▶ _PROBLEM DETAILS_:
Copy the material below word for word, starting at the line that contains "hydro-arrow-line (787, 499, 866, 594)" and ending after the line that contains "series-label-natural-gas: Natural Gas".

▶ _SUPPLIED INFORMATION_:
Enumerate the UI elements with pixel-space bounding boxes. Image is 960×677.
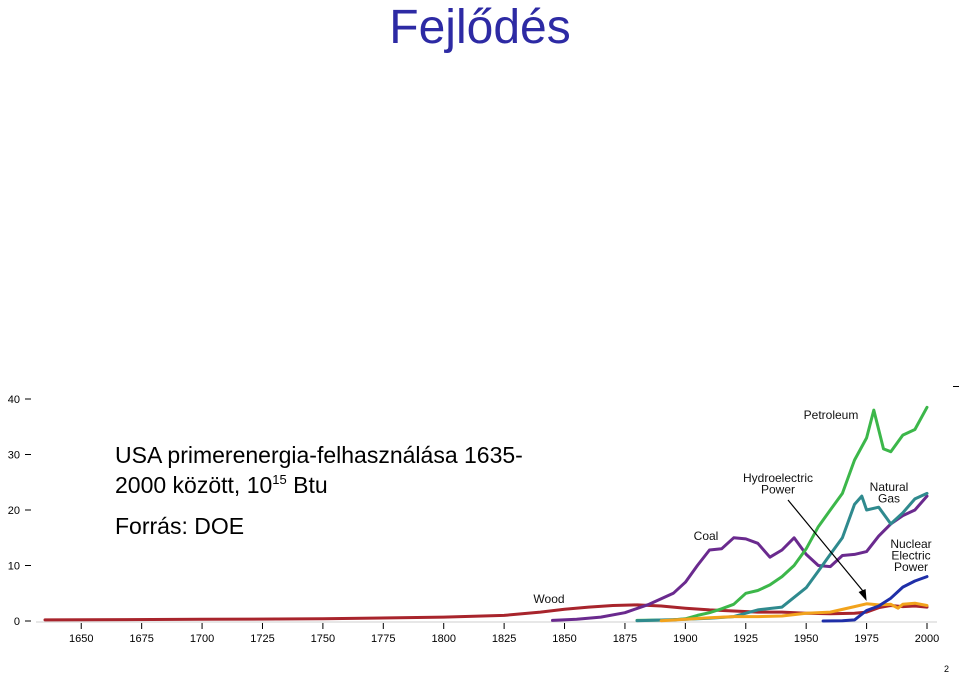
hydro-arrow-line (787, 499, 866, 594)
series-line-nuclear-electric-power (821, 575, 929, 623)
energy-consumption-chart: 0 10 20 30 40 1650 1675 1700 1725 1750 1775 1800 182… (8, 394, 939, 645)
slide-title: Fejlődés (389, 1, 571, 54)
x-tick-label: 1675 (129, 633, 153, 645)
x-tick-label: 1750 (311, 633, 335, 645)
caption-unit: Btu (286, 472, 328, 498)
x-tick-label: 1650 (69, 633, 93, 645)
series-label-wood: Wood (533, 592, 564, 606)
y-tick-label: 10 (8, 561, 20, 573)
caption-exponent: 15 (272, 472, 287, 487)
x-tick-label: 1725 (250, 633, 274, 645)
x-tick-label: 1950 (794, 633, 818, 645)
series-line-petroleum (635, 405, 929, 622)
series-label-natural-gas: Natural Gas (870, 480, 909, 506)
series-line-hydroelectric-power (659, 601, 929, 623)
page-number: 2 (943, 664, 949, 674)
x-tick-label: 1925 (734, 633, 758, 645)
x-tick-label: 2000 (915, 633, 939, 645)
x-tick-label: 1825 (492, 633, 516, 645)
hydro-arrow-head (858, 589, 867, 602)
y-tick-label: 40 (8, 394, 20, 406)
corner-mark (953, 386, 959, 387)
x-tick-label: 1875 (613, 633, 637, 645)
caption-line-2: 2000 között, 1015 Btu (115, 470, 555, 500)
source-note: Forrás: DOE (115, 513, 245, 539)
series-line-coal (551, 494, 929, 622)
chart-labels: Wood Coal Petroleum Hydroelectric Power Natur… (533, 408, 931, 606)
x-tick-label: 1975 (854, 633, 878, 645)
series-label-petroleum: Petroleum (804, 408, 859, 422)
series-label-hydroelectric-power: Hydroelectric Power (743, 471, 813, 497)
caption-line-1: USA primerenergia-felhasználása 1635- (115, 442, 523, 468)
series-label-coal: Coal (694, 529, 719, 543)
y-tick-label: 30 (8, 450, 20, 462)
chart-series (43, 405, 929, 623)
y-tick-label: 0 (14, 616, 20, 628)
x-tick-label: 1850 (552, 633, 576, 645)
series-label-nuclear-electric-power: Nuclear Electric Power (890, 537, 931, 574)
chart-caption: USA primerenergia-felhasználása 1635- 20… (115, 440, 555, 541)
chart-axes: 0 10 20 30 40 1650 1675 1700 1725 1750 1775 1800 182… (8, 394, 939, 645)
y-tick-label: 20 (8, 505, 20, 517)
series-line-wood (43, 603, 929, 622)
x-tick-label: 1800 (431, 633, 455, 645)
caption-line-2-text: 2000 között, 10 (115, 472, 273, 498)
x-tick-label: 1775 (371, 633, 395, 645)
x-tick-label: 1700 (190, 633, 214, 645)
x-tick-label: 1900 (673, 633, 697, 645)
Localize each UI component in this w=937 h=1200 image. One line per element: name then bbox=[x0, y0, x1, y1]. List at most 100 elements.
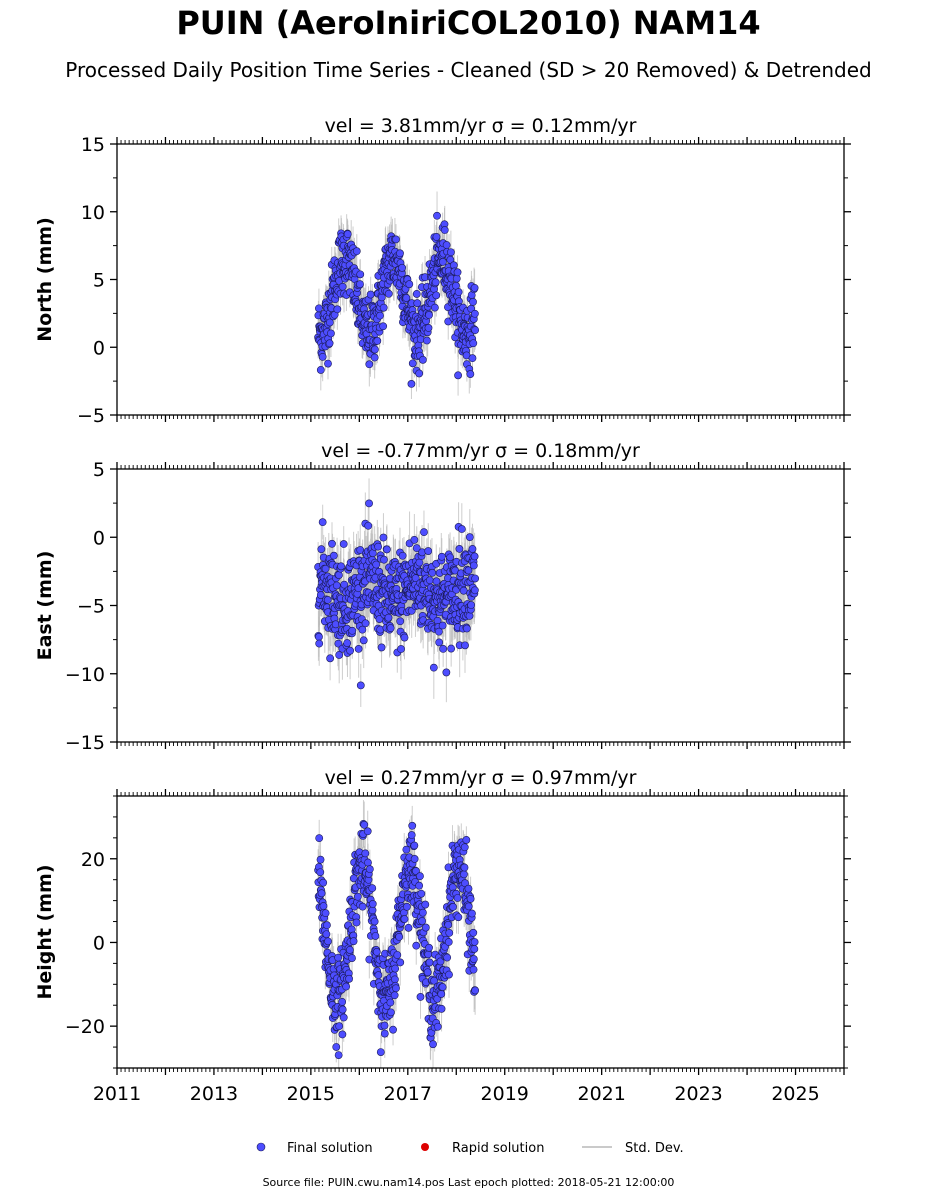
data-point bbox=[397, 645, 405, 653]
data-point bbox=[413, 299, 422, 308]
data-point bbox=[370, 353, 379, 362]
legend-final-label: Final solution bbox=[287, 1141, 373, 1156]
data-point bbox=[437, 1004, 446, 1013]
data-point bbox=[446, 248, 455, 257]
data-point bbox=[365, 360, 374, 369]
data-point bbox=[425, 576, 434, 585]
data-point bbox=[443, 953, 452, 962]
data-point bbox=[316, 366, 325, 374]
data-point bbox=[412, 544, 421, 553]
data-point bbox=[430, 303, 439, 312]
data-point bbox=[433, 1022, 442, 1031]
data-point bbox=[471, 326, 480, 335]
data-point bbox=[462, 836, 471, 844]
data-point bbox=[380, 555, 388, 564]
x-tick-label: 2017 bbox=[384, 1083, 432, 1105]
data-point bbox=[380, 1029, 389, 1038]
data-point bbox=[370, 917, 379, 926]
data-point bbox=[469, 965, 478, 974]
panel-east: −15 −10 −5 0 5 vel = -0.77mm/yr σ = 0.18mm/yr… bbox=[34, 440, 851, 754]
panel-north: −5 0 5 10 15 vel = 3.81mm/yr σ = 0.12mm/yr Nor… bbox=[34, 115, 851, 427]
data-point bbox=[343, 230, 352, 239]
data-point bbox=[335, 1022, 344, 1031]
data-point bbox=[425, 943, 433, 952]
data-point bbox=[468, 354, 477, 363]
data-point bbox=[384, 613, 393, 622]
data-point bbox=[438, 258, 447, 266]
x-tick-label: 2013 bbox=[190, 1083, 238, 1105]
plot-frame bbox=[116, 795, 845, 1069]
data-point bbox=[453, 894, 462, 902]
data-point bbox=[430, 976, 438, 985]
data-point bbox=[470, 938, 479, 946]
data-point bbox=[326, 654, 335, 663]
data-point bbox=[400, 915, 409, 923]
y-tick-label: 20 bbox=[81, 849, 105, 871]
data-point bbox=[379, 533, 388, 542]
data-point bbox=[335, 571, 343, 579]
y-tick-label: 5 bbox=[93, 459, 105, 481]
y-tick-label: 0 bbox=[93, 527, 105, 549]
data-point bbox=[454, 371, 462, 380]
data-point bbox=[461, 641, 469, 650]
data-layer bbox=[314, 478, 480, 707]
data-point bbox=[402, 845, 411, 854]
data-point bbox=[470, 309, 479, 318]
data-point bbox=[325, 339, 334, 348]
data-point bbox=[469, 928, 478, 937]
data-point bbox=[435, 638, 444, 647]
data-point bbox=[390, 991, 399, 1000]
data-point bbox=[364, 858, 372, 867]
data-point bbox=[412, 867, 420, 875]
data-point bbox=[464, 566, 473, 575]
data-point bbox=[338, 997, 347, 1006]
chart-subtitle: Processed Daily Position Time Series - C… bbox=[65, 58, 872, 82]
data-point bbox=[421, 923, 430, 932]
data-point bbox=[432, 232, 441, 241]
data-point bbox=[412, 941, 421, 950]
data-point bbox=[316, 868, 325, 877]
data-point bbox=[360, 820, 369, 829]
data-point bbox=[318, 518, 327, 527]
data-point bbox=[421, 900, 430, 909]
data-point bbox=[396, 249, 404, 258]
chart-title: PUIN (AeroIniriCOL2010) NAM14 bbox=[176, 4, 761, 42]
data-point bbox=[365, 865, 374, 874]
data-point bbox=[433, 211, 441, 220]
legend-rapid-label: Rapid solution bbox=[452, 1141, 544, 1156]
data-point bbox=[315, 632, 323, 641]
data-point bbox=[364, 521, 373, 530]
y-tick-label: 10 bbox=[81, 202, 105, 224]
data-point bbox=[424, 950, 433, 959]
data-point bbox=[317, 889, 326, 898]
data-point bbox=[376, 1048, 385, 1056]
x-tick-label: 2019 bbox=[481, 1083, 529, 1105]
data-point bbox=[416, 872, 424, 881]
data-point bbox=[417, 889, 426, 898]
data-point bbox=[402, 294, 411, 302]
data-point bbox=[415, 558, 424, 567]
panel-height: −20 0 20 2011 2013 2015 2017 2019 2021 2023 2025 ve… bbox=[34, 767, 851, 1105]
data-point bbox=[328, 539, 336, 548]
data-point bbox=[315, 639, 324, 648]
data-point bbox=[318, 352, 327, 361]
x-tick-label: 2015 bbox=[287, 1083, 335, 1105]
data-point bbox=[368, 900, 377, 908]
x-tick-label: 2025 bbox=[771, 1083, 819, 1105]
y-axis-label: East (mm) bbox=[34, 551, 56, 661]
data-point bbox=[317, 545, 326, 554]
data-point bbox=[363, 827, 372, 836]
data-point bbox=[464, 902, 473, 911]
data-point bbox=[383, 545, 391, 554]
data-point bbox=[371, 345, 379, 354]
y-tick-label: 0 bbox=[93, 337, 105, 359]
data-point bbox=[429, 1040, 437, 1049]
data-point bbox=[345, 974, 353, 983]
data-point bbox=[377, 643, 386, 652]
data-point bbox=[324, 359, 332, 368]
data-point bbox=[403, 902, 411, 911]
data-point bbox=[332, 581, 341, 590]
data-point bbox=[404, 923, 413, 932]
data-point bbox=[374, 971, 383, 980]
data-point bbox=[434, 627, 443, 636]
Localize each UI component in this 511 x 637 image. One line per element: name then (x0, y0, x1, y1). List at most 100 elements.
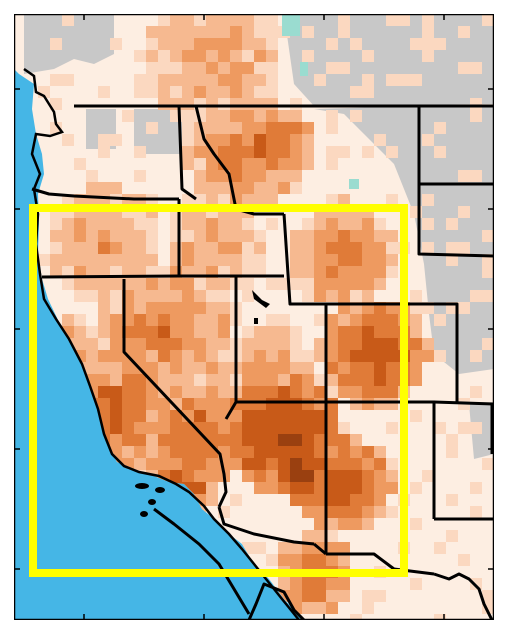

▶ _REPLY_:
hydro-arrow-line (787, 499, 866, 594)
series-line-nuclear-electric-power (821, 575, 929, 623)
energy-consumption-chart: 0 10 20 30 40 1650 1675 1700 1725 1750 1775 1800 182… (8, 394, 939, 645)
slide-title: Fejlődés (389, 1, 571, 54)
x-tick-label: 1675 (129, 633, 153, 645)
x-tick-label: 1750 (311, 633, 335, 645)
caption-unit: Btu (286, 472, 328, 498)
x-tick-label: 1650 (69, 633, 93, 645)
series-label-wood: Wood (533, 592, 564, 606)
y-tick-label: 10 (8, 561, 20, 573)
caption-exponent: 15 (272, 472, 287, 487)
x-tick-label: 1725 (250, 633, 274, 645)
x-tick-label: 1950 (794, 633, 818, 645)
series-line-petroleum (635, 405, 929, 622)
series-label-natural-gas: Natural Gas (870, 480, 909, 506)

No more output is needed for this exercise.